** EXCERPTED DATA **
>> start

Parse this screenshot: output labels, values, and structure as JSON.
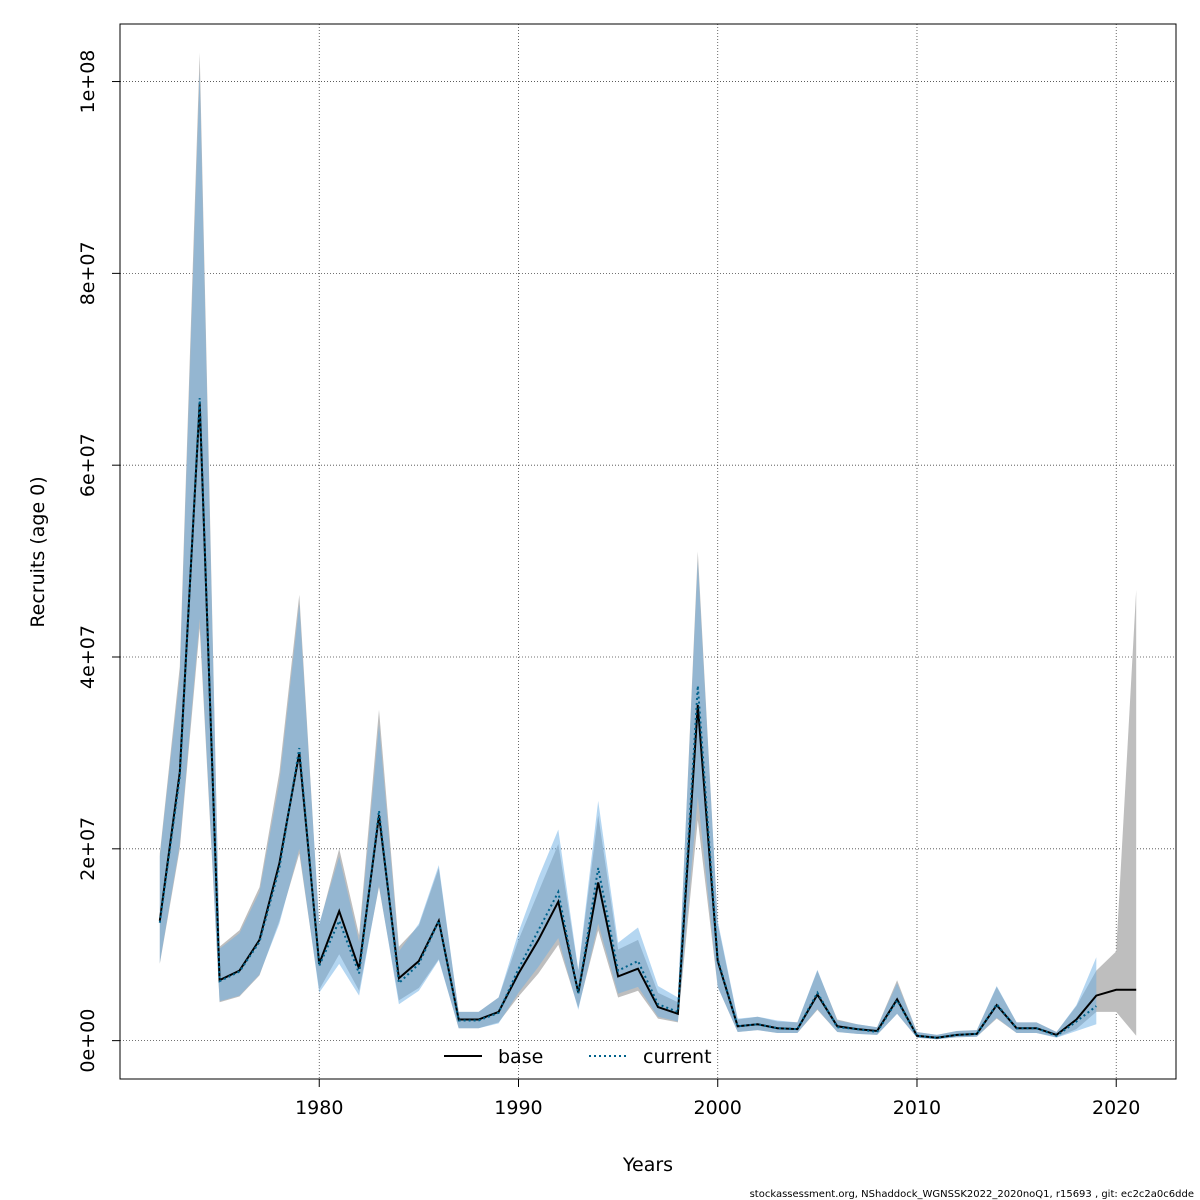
{
  "chart_data": {
    "type": "line",
    "xlabel": "Years",
    "ylabel": "Recruits (age 0)",
    "xlim": [
      1970.0,
      2023.0
    ],
    "ylim": [
      -4000000,
      106000000
    ],
    "x_ticks": [
      1980,
      1990,
      2000,
      2010,
      2020
    ],
    "x_tick_labels": [
      "1980",
      "1990",
      "2000",
      "2010",
      "2020"
    ],
    "y_ticks": [
      0,
      20000000,
      40000000,
      60000000,
      80000000,
      100000000
    ],
    "y_tick_labels": [
      "0e+00",
      "2e+07",
      "4e+07",
      "6e+07",
      "8e+07",
      "1e+08"
    ],
    "grid": true,
    "legend_position": "bottom",
    "footer": "stockassessment.org, NShaddock_WGNSSK2022_2020noQ1, r15693 , git: ec2c2a0c6dde",
    "series": [
      {
        "name": "base",
        "color": "#000000",
        "band_color": "#bebebe",
        "line_style": "solid",
        "x": [
          1972,
          1973,
          1974,
          1975,
          1976,
          1977,
          1978,
          1979,
          1980,
          1981,
          1982,
          1983,
          1984,
          1985,
          1986,
          1987,
          1988,
          1989,
          1990,
          1991,
          1992,
          1993,
          1994,
          1995,
          1996,
          1997,
          1998,
          1999,
          2000,
          2001,
          2002,
          2003,
          2004,
          2005,
          2006,
          2007,
          2008,
          2009,
          2010,
          2011,
          2012,
          2013,
          2014,
          2015,
          2016,
          2017,
          2018,
          2019,
          2020,
          2021
        ],
        "y": [
          12500000,
          28000000,
          66500000,
          6300000,
          7300000,
          10500000,
          18500000,
          30000000,
          8000000,
          13500000,
          7500000,
          23500000,
          6500000,
          8300000,
          12500000,
          2200000,
          2200000,
          3000000,
          7000000,
          10500000,
          14500000,
          5000000,
          16500000,
          6700000,
          7500000,
          3500000,
          2800000,
          35000000,
          8300000,
          1500000,
          1700000,
          1300000,
          1200000,
          4800000,
          1500000,
          1200000,
          1000000,
          4300000,
          500000,
          300000,
          600000,
          700000,
          3700000,
          1300000,
          1300000,
          600000,
          2200000,
          4700000,
          5300000,
          5300000
        ],
        "lower": [
          8000000,
          20000000,
          43000000,
          4000000,
          4600000,
          6800000,
          12500000,
          19500000,
          5300000,
          9000000,
          5200000,
          16000000,
          4200000,
          5500000,
          8500000,
          1300000,
          1300000,
          1900000,
          4600000,
          7000000,
          10000000,
          3400000,
          11500000,
          4500000,
          5200000,
          2300000,
          1900000,
          23000000,
          5600000,
          900000,
          1100000,
          800000,
          800000,
          3200000,
          900000,
          700000,
          600000,
          2800000,
          300000,
          150000,
          350000,
          400000,
          2300000,
          800000,
          800000,
          350000,
          1200000,
          3000000,
          3000000,
          500000
        ],
        "upper": [
          19500000,
          39000000,
          103000000,
          9800000,
          11500000,
          16000000,
          28000000,
          46500000,
          12000000,
          20000000,
          11000000,
          34500000,
          9800000,
          12000000,
          18000000,
          3000000,
          3000000,
          4500000,
          10500000,
          15500000,
          20500000,
          7300000,
          23500000,
          9500000,
          10500000,
          5000000,
          4000000,
          51000000,
          12200000,
          2200000,
          2500000,
          2000000,
          1900000,
          7300000,
          2200000,
          1700000,
          1400000,
          6300000,
          900000,
          600000,
          1000000,
          1100000,
          5600000,
          1900000,
          1900000,
          900000,
          3600000,
          7300000,
          9300000,
          47000000
        ]
      },
      {
        "name": "current",
        "color": "#00628b",
        "band_color": "#6aaee3",
        "line_style": "dotted",
        "x": [
          1972,
          1973,
          1974,
          1975,
          1976,
          1977,
          1978,
          1979,
          1980,
          1981,
          1982,
          1983,
          1984,
          1985,
          1986,
          1987,
          1988,
          1989,
          1990,
          1991,
          1992,
          1993,
          1994,
          1995,
          1996,
          1997,
          1998,
          1999,
          2000,
          2001,
          2002,
          2003,
          2004,
          2005,
          2006,
          2007,
          2008,
          2009,
          2010,
          2011,
          2012,
          2013,
          2014,
          2015,
          2016,
          2017,
          2018,
          2019
        ],
        "y": [
          12300000,
          27500000,
          67000000,
          6200000,
          7200000,
          10300000,
          18000000,
          30500000,
          7800000,
          12500000,
          7000000,
          24000000,
          6000000,
          8000000,
          12500000,
          2100000,
          2100000,
          2900000,
          7500000,
          11500000,
          15500000,
          4900000,
          18000000,
          7300000,
          8300000,
          3800000,
          3000000,
          37000000,
          8500000,
          1500000,
          1700000,
          1300000,
          1200000,
          5000000,
          1400000,
          1200000,
          900000,
          4200000,
          500000,
          300000,
          600000,
          700000,
          3800000,
          1300000,
          1300000,
          500000,
          2000000,
          3600000
        ],
        "lower": [
          8100000,
          20500000,
          44000000,
          4100000,
          4700000,
          6900000,
          12200000,
          20000000,
          5000000,
          8000000,
          4700000,
          16200000,
          3800000,
          5200000,
          8400000,
          1300000,
          1300000,
          1800000,
          5000000,
          7700000,
          10700000,
          3200000,
          12200000,
          4900000,
          5600000,
          2500000,
          2000000,
          25500000,
          5600000,
          900000,
          1100000,
          800000,
          800000,
          3300000,
          900000,
          700000,
          600000,
          2800000,
          300000,
          150000,
          350000,
          400000,
          2400000,
          800000,
          800000,
          300000,
          1000000,
          1700000
        ],
        "upper": [
          19200000,
          38000000,
          101000000,
          9600000,
          11200000,
          15500000,
          27000000,
          45500000,
          12200000,
          19200000,
          10300000,
          33000000,
          9300000,
          12200000,
          18300000,
          3000000,
          3000000,
          4500000,
          11300000,
          17000000,
          22000000,
          7400000,
          25000000,
          10200000,
          11800000,
          5700000,
          4500000,
          50000000,
          12500000,
          2300000,
          2500000,
          2100000,
          1900000,
          7400000,
          2100000,
          1700000,
          1400000,
          6000000,
          900000,
          600000,
          1000000,
          1100000,
          5700000,
          1900000,
          1900000,
          900000,
          3700000,
          8700000
        ]
      }
    ]
  }
}
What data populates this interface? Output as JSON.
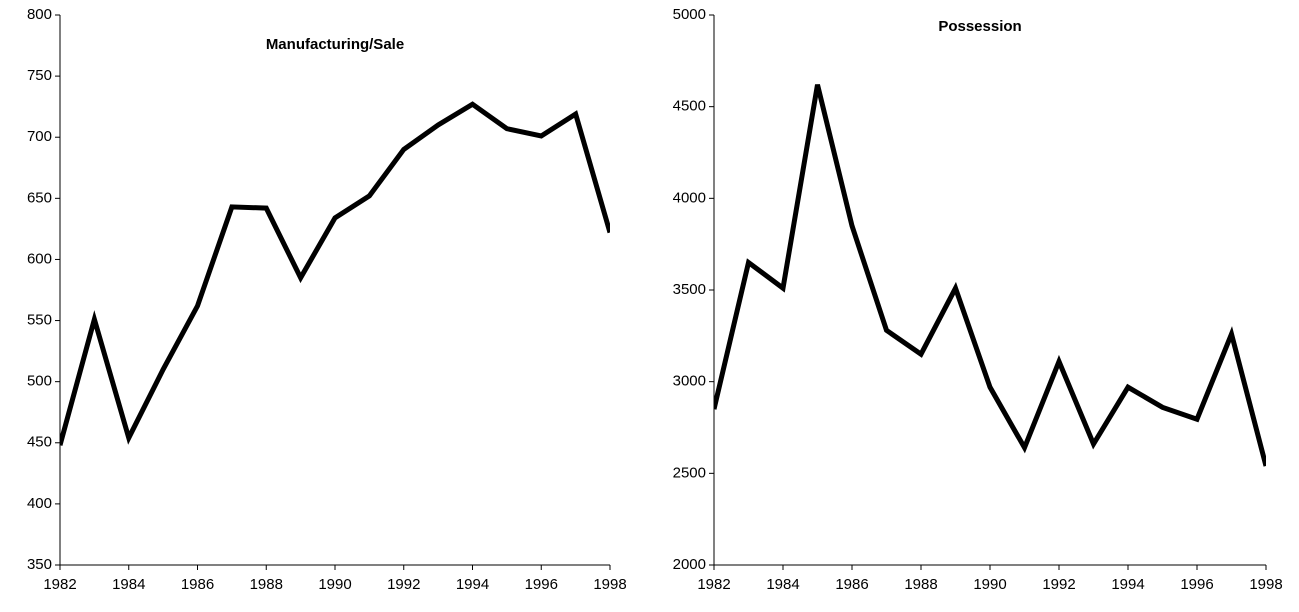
{
  "chart_data": [
    {
      "type": "line",
      "title": "Manufacturing/Sale",
      "x": [
        1982,
        1983,
        1984,
        1985,
        1986,
        1987,
        1988,
        1989,
        1990,
        1991,
        1992,
        1993,
        1994,
        1995,
        1996,
        1997,
        1998
      ],
      "series": [
        {
          "color": "#000000",
          "values": [
            448,
            551,
            454,
            510,
            562,
            643,
            642,
            585,
            634,
            652,
            690,
            710,
            727,
            707,
            701,
            719,
            622
          ]
        }
      ],
      "xlim": [
        1982,
        1998
      ],
      "xticks": [
        1982,
        1984,
        1986,
        1988,
        1990,
        1992,
        1994,
        1996,
        1998
      ],
      "ylim": [
        350,
        800
      ],
      "yticks": [
        350,
        400,
        450,
        500,
        550,
        600,
        650,
        700,
        750,
        800
      ],
      "grid": false
    },
    {
      "type": "line",
      "title": "Possession",
      "x": [
        1982,
        1983,
        1984,
        1985,
        1986,
        1987,
        1988,
        1989,
        1990,
        1991,
        1992,
        1993,
        1994,
        1995,
        1996,
        1997,
        1998
      ],
      "series": [
        {
          "color": "#000000",
          "values": [
            2850,
            3650,
            3510,
            4620,
            3850,
            3280,
            3150,
            3510,
            2970,
            2640,
            3110,
            2660,
            2970,
            2860,
            2795,
            3260,
            2540
          ]
        }
      ],
      "xlim": [
        1982,
        1998
      ],
      "xticks": [
        1982,
        1984,
        1986,
        1988,
        1990,
        1992,
        1994,
        1996,
        1998
      ],
      "ylim": [
        2000,
        5000
      ],
      "yticks": [
        2000,
        2500,
        3000,
        3500,
        4000,
        4500,
        5000
      ],
      "grid": false
    }
  ]
}
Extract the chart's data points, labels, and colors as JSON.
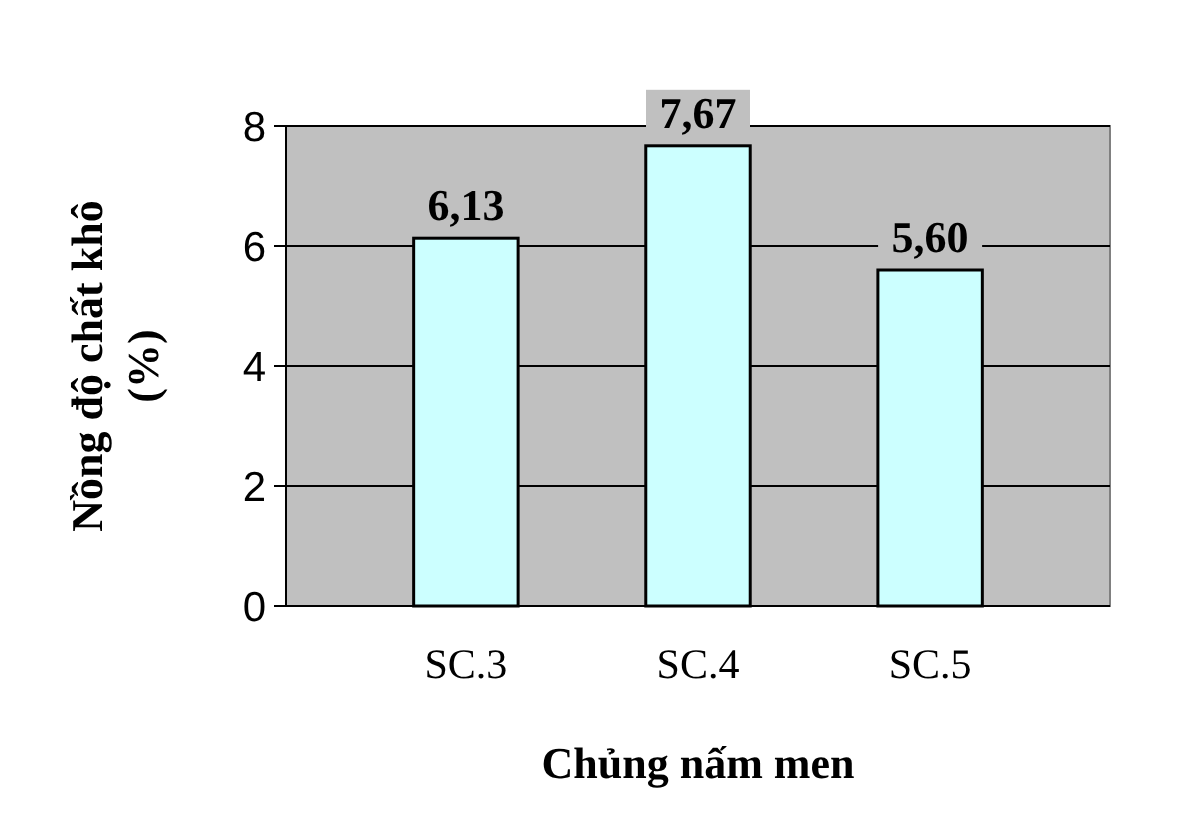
{
  "chart_data": {
    "type": "bar",
    "categories": [
      "SC.3",
      "SC.4",
      "SC.5"
    ],
    "values": [
      6.13,
      7.67,
      5.6
    ],
    "value_labels": [
      "6,13",
      "7,67",
      "5,60"
    ],
    "color": "#ccffff",
    "ylim": [
      0,
      8
    ],
    "yticks": [
      0,
      2,
      4,
      6,
      8
    ],
    "grid": "y",
    "xlabel": "Chủng nấm men",
    "ylabel": "Nồng độ chất khô\n(%)"
  }
}
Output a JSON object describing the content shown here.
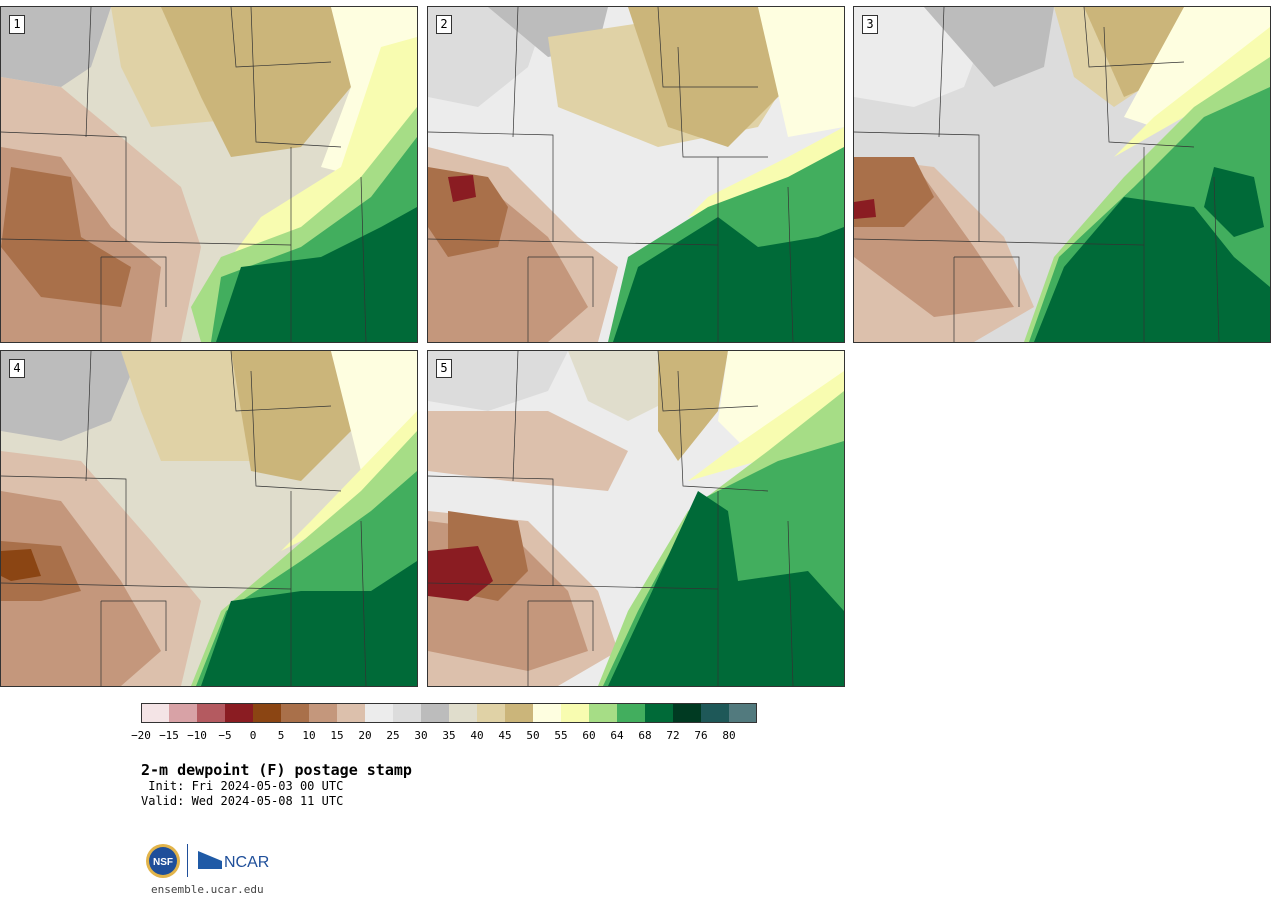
{
  "panels": [
    {
      "label": "1"
    },
    {
      "label": "2"
    },
    {
      "label": "3"
    },
    {
      "label": "4"
    },
    {
      "label": "5"
    }
  ],
  "colorbar": {
    "ticks": [
      "−20",
      "−15",
      "−10",
      "−5",
      "0",
      "5",
      "10",
      "15",
      "20",
      "25",
      "30",
      "35",
      "40",
      "45",
      "50",
      "55",
      "60",
      "64",
      "68",
      "72",
      "76",
      "80"
    ],
    "colors": [
      "#f4e4e6",
      "#d8a2a6",
      "#b45a60",
      "#8a1c22",
      "#8b4513",
      "#a9704a",
      "#c4977c",
      "#dcc0ac",
      "#ececec",
      "#dcdcdc",
      "#bcbcbc",
      "#e0ddcc",
      "#e0d2a6",
      "#cbb57a",
      "#fefee0",
      "#f8fcb0",
      "#a6dd86",
      "#42ae5e",
      "#006a38",
      "#003a22",
      "#1e5858",
      "#527a7e"
    ]
  },
  "title": "2-m dewpoint (F) postage stamp",
  "init": " Init: Fri 2024-05-03 00 UTC",
  "valid": "Valid: Wed 2024-05-08 11 UTC",
  "footer": {
    "nsf_text": "NSF",
    "ncar_text": "NCAR",
    "site": "ensemble.ucar.edu"
  }
}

>> end

** WHAT THE TASK REQUIRES **
Copy every line of the records above that holds the word "colors".

** TASK SOLUTION **
Extract the chart's data points, labels, and colors as JSON.
    "colors": [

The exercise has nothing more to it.